SUPPLIED MATERIAL:
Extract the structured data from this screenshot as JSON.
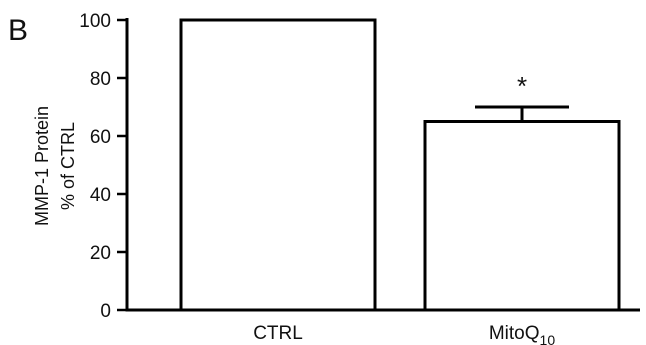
{
  "chart_data": {
    "type": "bar",
    "panel_label": "B",
    "categories": [
      "CTRL",
      "MitoQ"
    ],
    "category_subscripts": [
      "",
      "10"
    ],
    "values": [
      100,
      65
    ],
    "error_upper": [
      0,
      5
    ],
    "annotations": [
      "",
      "*"
    ],
    "ylabel_line1": "MMP-1 Protein",
    "ylabel_line2": "% of CTRL",
    "ylim": [
      0,
      100
    ],
    "yticks": [
      "0",
      "20",
      "40",
      "60",
      "80",
      "100"
    ],
    "grid": false,
    "bar_fill": "#ffffff",
    "bar_stroke": "#000000"
  }
}
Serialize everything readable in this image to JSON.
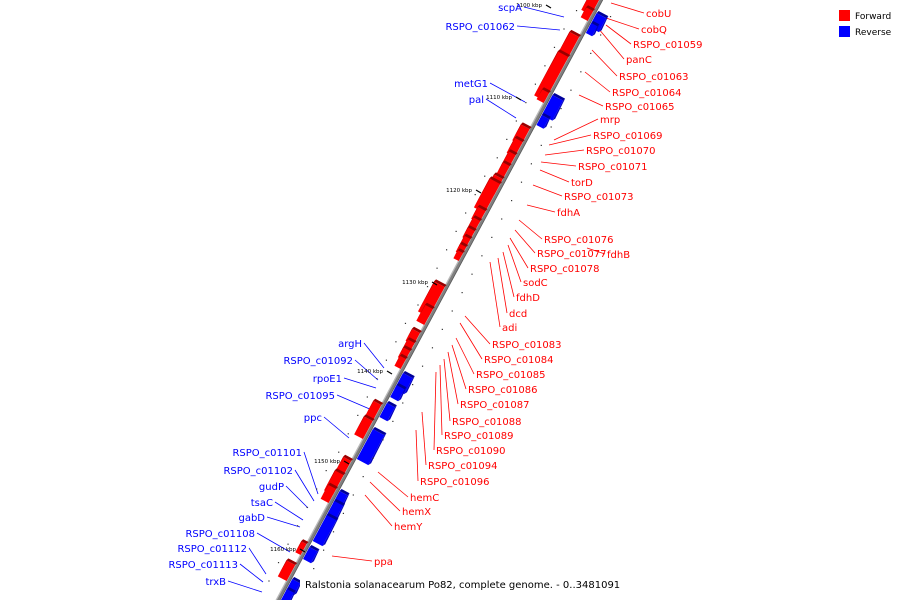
{
  "colors": {
    "forward": "#ff0000",
    "reverse": "#0000ff",
    "backbone": "#808080"
  },
  "legend": {
    "forward": "Forward",
    "reverse": "Reverse"
  },
  "caption": "Ralstonia solanacearum Po82, complete genome. - 0..3481091",
  "ticks": [
    "1100 kbp",
    "1110 kbp",
    "1120 kbp",
    "1130 kbp",
    "1140 kbp",
    "1150 kbp",
    "1160 kbp"
  ],
  "forward_labels": [
    "cobU",
    "cobQ",
    "RSPO_c01059",
    "panC",
    "RSPO_c01063",
    "RSPO_c01064",
    "RSPO_c01065",
    "mrp",
    "RSPO_c01069",
    "RSPO_c01070",
    "RSPO_c01071",
    "torD",
    "RSPO_c01073",
    "fdhA",
    "RSPO_c01076",
    "RSPO_c01077",
    "fdhB",
    "RSPO_c01078",
    "sodC",
    "fdhD",
    "dcd",
    "adi",
    "RSPO_c01083",
    "RSPO_c01084",
    "RSPO_c01085",
    "RSPO_c01086",
    "RSPO_c01087",
    "RSPO_c01088",
    "RSPO_c01089",
    "RSPO_c01090",
    "RSPO_c01094",
    "RSPO_c01096",
    "hemC",
    "hemX",
    "hemY",
    "ppa"
  ],
  "reverse_labels": [
    "scpA",
    "RSPO_c01062",
    "metG1",
    "pal",
    "argH",
    "RSPO_c01092",
    "rpoE1",
    "RSPO_c01095",
    "ppc",
    "RSPO_c01101",
    "RSPO_c01102",
    "gudP",
    "tsaC",
    "gabD",
    "RSPO_c01108",
    "RSPO_c01112",
    "RSPO_c01113",
    "trxB"
  ]
}
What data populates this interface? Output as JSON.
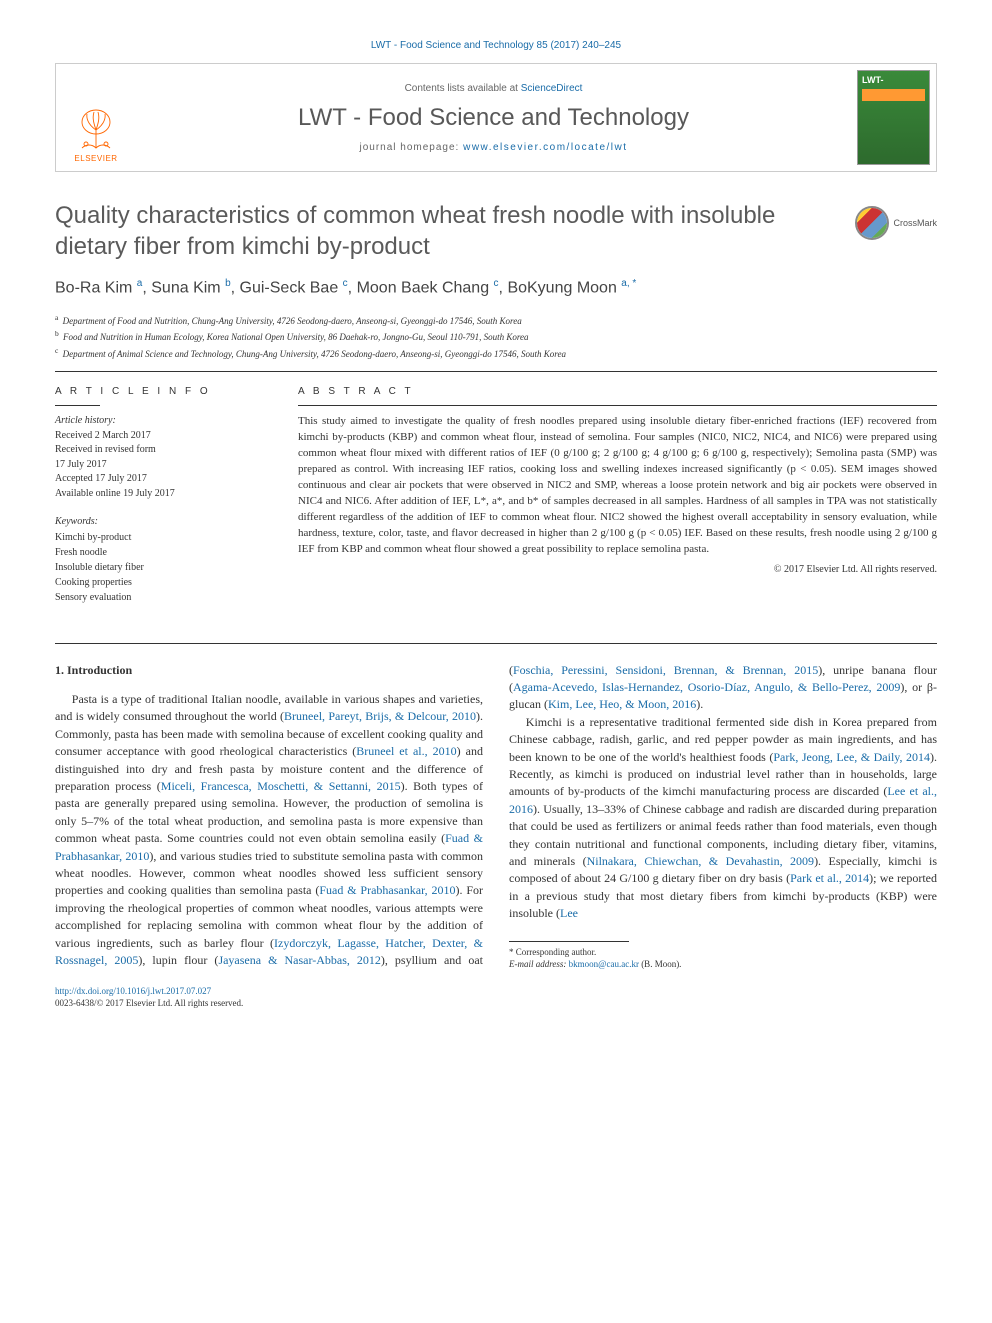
{
  "header": {
    "citation": "LWT - Food Science and Technology 85 (2017) 240–245",
    "contents_prefix": "Contents lists available at ",
    "contents_link": "ScienceDirect",
    "journal_name": "LWT - Food Science and Technology",
    "homepage_prefix": "journal homepage: ",
    "homepage_link": "www.elsevier.com/locate/lwt",
    "publisher": "ELSEVIER"
  },
  "article": {
    "title": "Quality characteristics of common wheat fresh noodle with insoluble dietary fiber from kimchi by-product",
    "crossmark": "CrossMark",
    "authors_html": "Bo-Ra Kim <sup>a</sup>, Suna Kim <sup>b</sup>, Gui-Seck Bae <sup>c</sup>, Moon Baek Chang <sup>c</sup>, BoKyung Moon <sup>a, *</sup>",
    "affiliations": [
      {
        "sup": "a",
        "text": "Department of Food and Nutrition, Chung-Ang University, 4726 Seodong-daero, Anseong-si, Gyeonggi-do 17546, South Korea"
      },
      {
        "sup": "b",
        "text": "Food and Nutrition in Human Ecology, Korea National Open University, 86 Daehak-ro, Jongno-Gu, Seoul 110-791, South Korea"
      },
      {
        "sup": "c",
        "text": "Department of Animal Science and Technology, Chung-Ang University, 4726 Seodong-daero, Anseong-si, Gyeonggi-do 17546, South Korea"
      }
    ]
  },
  "info": {
    "heading": "A R T I C L E   I N F O",
    "history_label": "Article history:",
    "history": [
      "Received 2 March 2017",
      "Received in revised form",
      "17 July 2017",
      "Accepted 17 July 2017",
      "Available online 19 July 2017"
    ],
    "keywords_label": "Keywords:",
    "keywords": [
      "Kimchi by-product",
      "Fresh noodle",
      "Insoluble dietary fiber",
      "Cooking properties",
      "Sensory evaluation"
    ]
  },
  "abstract": {
    "heading": "A B S T R A C T",
    "text": "This study aimed to investigate the quality of fresh noodles prepared using insoluble dietary fiber-enriched fractions (IEF) recovered from kimchi by-products (KBP) and common wheat flour, instead of semolina. Four samples (NIC0, NIC2, NIC4, and NIC6) were prepared using common wheat flour mixed with different ratios of IEF (0 g/100 g; 2 g/100 g; 4 g/100 g; 6 g/100 g, respectively); Semolina pasta (SMP) was prepared as control. With increasing IEF ratios, cooking loss and swelling indexes increased significantly (p < 0.05). SEM images showed continuous and clear air pockets that were observed in NIC2 and SMP, whereas a loose protein network and big air pockets were observed in NIC4 and NIC6. After addition of IEF, L*, a*, and b* of samples decreased in all samples. Hardness of all samples in TPA was not statistically different regardless of the addition of IEF to common wheat flour. NIC2 showed the highest overall acceptability in sensory evaluation, while hardness, texture, color, taste, and flavor decreased in higher than 2 g/100 g (p < 0.05) IEF. Based on these results, fresh noodle using 2 g/100 g IEF from KBP and common wheat flour showed a great possibility to replace semolina pasta.",
    "copyright": "© 2017 Elsevier Ltd. All rights reserved."
  },
  "body": {
    "heading": "1. Introduction",
    "para1_pre": "Pasta is a type of traditional Italian noodle, available in various shapes and varieties, and is widely consumed throughout the world (",
    "para1_ref1": "Bruneel, Pareyt, Brijs, & Delcour, 2010",
    "para1_mid1": "). Commonly, pasta has been made with semolina because of excellent cooking quality and consumer acceptance with good rheological characteristics (",
    "para1_ref2": "Bruneel et al., 2010",
    "para1_mid2": ") and distinguished into dry and fresh pasta by moisture content and the difference of preparation process (",
    "para1_ref3": "Miceli, Francesca, Moschetti, & Settanni, 2015",
    "para1_mid3": "). Both types of pasta are generally prepared using semolina. However, the production of semolina is only 5–7% of the total wheat production, and semolina pasta is more expensive than common wheat pasta. Some countries could not even obtain semolina easily (",
    "para1_ref4": "Fuad & Prabhasankar, 2010",
    "para1_mid4": "), and various studies tried to substitute semolina pasta with common wheat noodles. However, common wheat noodles showed less sufficient sensory properties and cooking qualities than semolina pasta (",
    "para1_ref5": "Fuad & Prabhasankar, 2010",
    "para1_mid5": "). For improving the rheological properties of common wheat noodles, various attempts were accomplished for replacing semolina with common wheat flour by the addition of various ingredients, such as barley flour (",
    "para1_ref6": "Izydorczyk, Lagasse, Hatcher, Dexter, & Rossnagel, 2005",
    "para1_mid6": "), lupin flour (",
    "para1_ref7": "Jayasena & Nasar-Abbas, 2012",
    "para1_mid7": "), psyllium and oat (",
    "para1_ref8": "Foschia, Peressini, Sensidoni, Brennan, & Brennan, 2015",
    "para1_mid8": "), unripe banana flour (",
    "para1_ref9": "Agama-Acevedo, Islas-Hernandez, Osorio-Díaz, Angulo, & Bello-Perez, 2009",
    "para1_mid9": "), or β-glucan (",
    "para1_ref10": "Kim, Lee, Heo, & Moon, 2016",
    "para1_end": ").",
    "para2_pre": "Kimchi is a representative traditional fermented side dish in Korea prepared from Chinese cabbage, radish, garlic, and red pepper powder as main ingredients, and has been known to be one of the world's healthiest foods (",
    "para2_ref1": "Park, Jeong, Lee, & Daily, 2014",
    "para2_mid1": "). Recently, as kimchi is produced on industrial level rather than in households, large amounts of by-products of the kimchi manufacturing process are discarded (",
    "para2_ref2": "Lee et al., 2016",
    "para2_mid2": "). Usually, 13–33% of Chinese cabbage and radish are discarded during preparation that could be used as fertilizers or animal feeds rather than food materials, even though they contain nutritional and functional components, including dietary fiber, vitamins, and minerals (",
    "para2_ref3": "Nilnakara, Chiewchan, & Devahastin, 2009",
    "para2_mid3": "). Especially, kimchi is composed of about 24 G/100 g dietary fiber on dry basis (",
    "para2_ref4": "Park et al., 2014",
    "para2_mid4": "); we reported in a previous study that most dietary fibers from kimchi by-products (KBP) were insoluble (",
    "para2_ref5": "Lee"
  },
  "footnotes": {
    "corr": "* Corresponding author.",
    "email_label": "E-mail address: ",
    "email": "bkmoon@cau.ac.kr",
    "email_suffix": " (B. Moon)."
  },
  "doi": {
    "url": "http://dx.doi.org/10.1016/j.lwt.2017.07.027",
    "issn_line": "0023-6438/© 2017 Elsevier Ltd. All rights reserved."
  },
  "colors": {
    "link": "#1a6ca8",
    "text": "#333333",
    "heading": "#5a5a5a",
    "elsevier_orange": "#ff6600"
  }
}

PROBLEM REQUIREMENTS: For this exercise, copy every line of the data that holds "Bruneel".

ANSWER BOX:
    "para1_ref1": "Bruneel, Pareyt, Brijs, & Delcour, 2010",
    "para1_ref2": "Bruneel et al., 2010",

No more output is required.